◆ Data supplied:
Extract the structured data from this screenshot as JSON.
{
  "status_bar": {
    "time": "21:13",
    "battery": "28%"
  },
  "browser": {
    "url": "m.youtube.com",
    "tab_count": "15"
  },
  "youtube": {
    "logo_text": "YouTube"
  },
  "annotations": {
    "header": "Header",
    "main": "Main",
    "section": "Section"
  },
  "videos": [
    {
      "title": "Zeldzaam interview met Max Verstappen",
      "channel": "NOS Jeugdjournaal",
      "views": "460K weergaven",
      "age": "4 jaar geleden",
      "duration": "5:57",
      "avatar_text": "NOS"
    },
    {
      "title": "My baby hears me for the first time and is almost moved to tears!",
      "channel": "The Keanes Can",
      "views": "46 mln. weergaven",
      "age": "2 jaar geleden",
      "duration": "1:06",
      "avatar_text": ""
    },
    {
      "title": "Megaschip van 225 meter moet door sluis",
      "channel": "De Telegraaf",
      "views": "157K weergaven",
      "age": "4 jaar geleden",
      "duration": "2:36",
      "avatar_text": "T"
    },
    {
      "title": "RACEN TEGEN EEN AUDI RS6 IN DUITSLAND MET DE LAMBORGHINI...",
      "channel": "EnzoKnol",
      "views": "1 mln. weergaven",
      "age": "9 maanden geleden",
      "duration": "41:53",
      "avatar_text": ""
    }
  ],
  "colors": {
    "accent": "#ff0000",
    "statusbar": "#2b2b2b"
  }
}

* * *

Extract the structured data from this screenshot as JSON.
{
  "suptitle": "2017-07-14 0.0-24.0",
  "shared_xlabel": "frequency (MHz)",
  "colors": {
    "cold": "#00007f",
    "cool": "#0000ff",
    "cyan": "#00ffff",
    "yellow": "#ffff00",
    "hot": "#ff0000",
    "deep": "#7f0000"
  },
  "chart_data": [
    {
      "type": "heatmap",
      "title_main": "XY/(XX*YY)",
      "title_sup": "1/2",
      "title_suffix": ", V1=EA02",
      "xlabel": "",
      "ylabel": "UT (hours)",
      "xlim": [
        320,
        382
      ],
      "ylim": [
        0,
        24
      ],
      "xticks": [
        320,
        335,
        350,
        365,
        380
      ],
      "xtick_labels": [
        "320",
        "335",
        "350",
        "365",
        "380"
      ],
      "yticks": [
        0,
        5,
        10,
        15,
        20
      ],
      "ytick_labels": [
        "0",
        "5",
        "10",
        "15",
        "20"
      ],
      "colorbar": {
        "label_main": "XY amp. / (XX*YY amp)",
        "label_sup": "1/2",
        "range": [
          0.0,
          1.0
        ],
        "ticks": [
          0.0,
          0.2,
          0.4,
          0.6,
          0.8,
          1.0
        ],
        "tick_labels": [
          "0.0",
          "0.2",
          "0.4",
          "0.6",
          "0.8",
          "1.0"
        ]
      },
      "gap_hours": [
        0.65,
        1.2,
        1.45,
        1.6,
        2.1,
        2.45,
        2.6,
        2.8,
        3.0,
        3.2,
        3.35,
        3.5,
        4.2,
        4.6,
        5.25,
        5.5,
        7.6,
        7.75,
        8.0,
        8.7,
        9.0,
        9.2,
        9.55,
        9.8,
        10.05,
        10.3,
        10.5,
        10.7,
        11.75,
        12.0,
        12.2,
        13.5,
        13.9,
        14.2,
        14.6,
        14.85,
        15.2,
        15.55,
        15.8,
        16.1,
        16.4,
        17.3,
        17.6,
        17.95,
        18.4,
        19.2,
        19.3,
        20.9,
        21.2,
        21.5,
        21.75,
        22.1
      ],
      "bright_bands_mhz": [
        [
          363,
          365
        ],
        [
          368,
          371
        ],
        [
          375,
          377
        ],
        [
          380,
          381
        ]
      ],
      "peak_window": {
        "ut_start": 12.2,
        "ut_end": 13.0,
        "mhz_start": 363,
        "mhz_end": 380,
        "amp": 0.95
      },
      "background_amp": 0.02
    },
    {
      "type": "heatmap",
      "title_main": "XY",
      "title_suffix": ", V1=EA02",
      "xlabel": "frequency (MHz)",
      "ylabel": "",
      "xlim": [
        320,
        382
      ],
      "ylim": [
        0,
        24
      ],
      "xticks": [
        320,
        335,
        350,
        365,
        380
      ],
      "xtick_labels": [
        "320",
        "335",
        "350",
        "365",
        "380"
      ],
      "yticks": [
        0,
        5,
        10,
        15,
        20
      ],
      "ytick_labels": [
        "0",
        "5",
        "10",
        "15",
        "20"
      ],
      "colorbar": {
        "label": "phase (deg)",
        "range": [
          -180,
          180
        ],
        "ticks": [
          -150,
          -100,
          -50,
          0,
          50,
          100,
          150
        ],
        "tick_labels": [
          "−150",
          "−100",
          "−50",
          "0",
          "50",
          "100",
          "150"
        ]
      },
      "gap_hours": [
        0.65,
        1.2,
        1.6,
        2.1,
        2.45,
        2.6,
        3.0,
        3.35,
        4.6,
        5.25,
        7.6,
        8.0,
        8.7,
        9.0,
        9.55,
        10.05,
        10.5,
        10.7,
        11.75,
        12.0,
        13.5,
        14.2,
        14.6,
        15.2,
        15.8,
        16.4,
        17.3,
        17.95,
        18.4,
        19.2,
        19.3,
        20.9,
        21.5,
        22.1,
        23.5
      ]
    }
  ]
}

--

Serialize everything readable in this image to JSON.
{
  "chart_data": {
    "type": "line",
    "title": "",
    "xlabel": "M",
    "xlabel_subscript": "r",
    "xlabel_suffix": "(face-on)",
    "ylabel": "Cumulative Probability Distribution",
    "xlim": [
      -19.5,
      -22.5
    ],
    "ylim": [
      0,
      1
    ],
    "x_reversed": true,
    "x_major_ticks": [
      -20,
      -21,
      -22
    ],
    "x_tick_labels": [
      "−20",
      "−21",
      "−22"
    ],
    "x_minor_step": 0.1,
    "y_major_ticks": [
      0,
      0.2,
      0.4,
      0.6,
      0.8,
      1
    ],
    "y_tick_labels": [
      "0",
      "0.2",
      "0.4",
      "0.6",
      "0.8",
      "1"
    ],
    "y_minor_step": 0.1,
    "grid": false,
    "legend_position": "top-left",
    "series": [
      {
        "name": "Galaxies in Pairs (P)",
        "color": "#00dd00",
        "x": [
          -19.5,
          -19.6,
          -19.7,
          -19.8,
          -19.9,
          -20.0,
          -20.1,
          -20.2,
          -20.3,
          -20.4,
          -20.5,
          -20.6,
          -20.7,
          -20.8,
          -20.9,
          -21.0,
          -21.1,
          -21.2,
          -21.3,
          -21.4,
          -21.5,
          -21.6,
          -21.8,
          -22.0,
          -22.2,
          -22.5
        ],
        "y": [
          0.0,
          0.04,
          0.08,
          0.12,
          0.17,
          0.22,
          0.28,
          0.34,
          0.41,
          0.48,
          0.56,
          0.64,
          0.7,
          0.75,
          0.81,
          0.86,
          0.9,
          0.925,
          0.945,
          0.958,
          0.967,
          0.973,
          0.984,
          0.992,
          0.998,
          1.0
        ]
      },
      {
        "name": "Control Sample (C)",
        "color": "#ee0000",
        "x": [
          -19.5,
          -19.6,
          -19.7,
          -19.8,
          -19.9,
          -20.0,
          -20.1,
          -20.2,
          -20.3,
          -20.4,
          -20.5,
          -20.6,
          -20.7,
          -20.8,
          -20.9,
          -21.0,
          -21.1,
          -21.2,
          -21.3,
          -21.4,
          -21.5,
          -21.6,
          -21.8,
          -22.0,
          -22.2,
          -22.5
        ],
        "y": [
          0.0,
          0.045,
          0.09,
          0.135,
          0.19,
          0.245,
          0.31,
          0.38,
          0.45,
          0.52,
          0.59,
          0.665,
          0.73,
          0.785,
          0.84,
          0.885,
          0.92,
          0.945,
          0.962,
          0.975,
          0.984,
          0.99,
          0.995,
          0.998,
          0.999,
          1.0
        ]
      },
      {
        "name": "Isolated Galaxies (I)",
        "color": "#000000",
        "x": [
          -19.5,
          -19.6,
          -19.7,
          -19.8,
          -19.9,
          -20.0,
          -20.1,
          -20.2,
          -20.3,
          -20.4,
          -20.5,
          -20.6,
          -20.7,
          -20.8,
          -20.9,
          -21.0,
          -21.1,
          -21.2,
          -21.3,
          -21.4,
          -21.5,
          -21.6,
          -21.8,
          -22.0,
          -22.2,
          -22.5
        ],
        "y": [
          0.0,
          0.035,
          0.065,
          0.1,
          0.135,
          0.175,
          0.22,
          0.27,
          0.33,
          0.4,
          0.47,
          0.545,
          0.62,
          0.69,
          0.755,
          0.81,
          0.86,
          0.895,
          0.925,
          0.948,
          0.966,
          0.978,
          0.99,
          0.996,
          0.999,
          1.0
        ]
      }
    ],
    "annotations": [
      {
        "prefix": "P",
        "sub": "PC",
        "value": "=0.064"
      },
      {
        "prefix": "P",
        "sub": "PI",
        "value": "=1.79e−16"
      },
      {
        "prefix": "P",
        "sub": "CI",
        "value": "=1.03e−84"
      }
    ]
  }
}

◆ Given exercise: Work out how many lines above contain the word "ylabel". Give only the number.

◆ Solution for this exercise: 3